Written task> Restate the listing below word for word, omitting any images.
— begin —
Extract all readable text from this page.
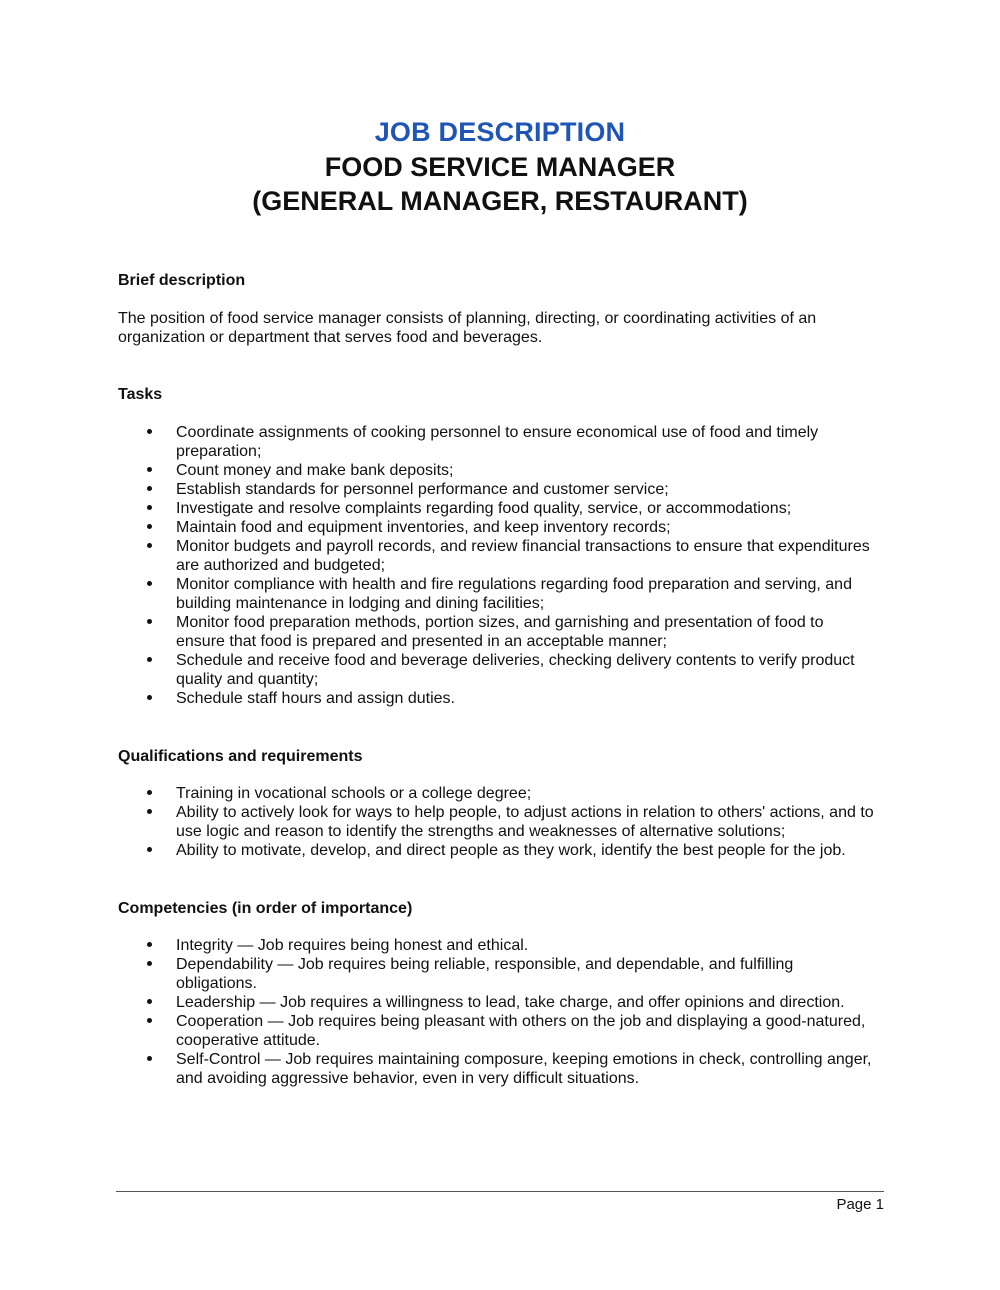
JOB DESCRIPTION
FOOD SERVICE MANAGER
(GENERAL MANAGER, RESTAURANT)
Brief description
The position of food service manager consists of planning, directing, or coordinating activities of an organization or department that serves food and beverages.
Tasks
Coordinate assignments of cooking personnel to ensure economical use of food and timely preparation;
Count money and make bank deposits;
Establish standards for personnel performance and customer service;
Investigate and resolve complaints regarding food quality, service, or accommodations;
Maintain food and equipment inventories, and keep inventory records;
Monitor budgets and payroll records, and review financial transactions to ensure that expenditures are authorized and budgeted;
Monitor compliance with health and fire regulations regarding food preparation and serving, and building maintenance in lodging and dining facilities;
Monitor food preparation methods, portion sizes, and garnishing and presentation of food to ensure that food is prepared and presented in an acceptable manner;
Schedule and receive food and beverage deliveries, checking delivery contents to verify product quality and quantity;
Schedule staff hours and assign duties.
Qualifications and requirements
Training in vocational schools or a college degree;
Ability to actively look for ways to help people, to adjust actions in relation to others' actions, and to use logic and reason to identify the strengths and weaknesses of alternative solutions;
Ability to motivate, develop, and direct people as they work, identify the best people for the job.
Competencies (in order of importance)
Integrity — Job requires being honest and ethical.
Dependability — Job requires being reliable, responsible, and dependable, and fulfilling obligations.
Leadership — Job requires a willingness to lead, take charge, and offer opinions and direction.
Cooperation — Job requires being pleasant with others on the job and displaying a good-natured, cooperative attitude.
Self-Control — Job requires maintaining composure, keeping emotions in check, controlling anger, and avoiding aggressive behavior, even in very difficult situations.
Page 1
— end —
Written solution>
Extract all readable text from this page.
JOB DESCRIPTION
FOOD SERVICE MANAGER
(GENERAL MANAGER, RESTAURANT)
Brief description
The position of food service manager consists of planning, directing, or coordinating activities of an organization or department that serves food and beverages.
Tasks
Coordinate assignments of cooking personnel to ensure economical use of food and timely preparation;
Count money and make bank deposits;
Establish standards for personnel performance and customer service;
Investigate and resolve complaints regarding food quality, service, or accommodations;
Maintain food and equipment inventories, and keep inventory records;
Monitor budgets and payroll records, and review financial transactions to ensure that expenditures are authorized and budgeted;
Monitor compliance with health and fire regulations regarding food preparation and serving, and building maintenance in lodging and dining facilities;
Monitor food preparation methods, portion sizes, and garnishing and presentation of food to ensure that food is prepared and presented in an acceptable manner;
Schedule and receive food and beverage deliveries, checking delivery contents to verify product quality and quantity;
Schedule staff hours and assign duties.
Qualifications and requirements
Training in vocational schools or a college degree;
Ability to actively look for ways to help people, to adjust actions in relation to others' actions, and to use logic and reason to identify the strengths and weaknesses of alternative solutions;
Ability to motivate, develop, and direct people as they work, identify the best people for the job.
Competencies (in order of importance)
Integrity — Job requires being honest and ethical.
Dependability — Job requires being reliable, responsible, and dependable, and fulfilling obligations.
Leadership — Job requires a willingness to lead, take charge, and offer opinions and direction.
Cooperation — Job requires being pleasant with others on the job and displaying a good-natured, cooperative attitude.
Self-Control — Job requires maintaining composure, keeping emotions in check, controlling anger, and avoiding aggressive behavior, even in very difficult situations.
Page 1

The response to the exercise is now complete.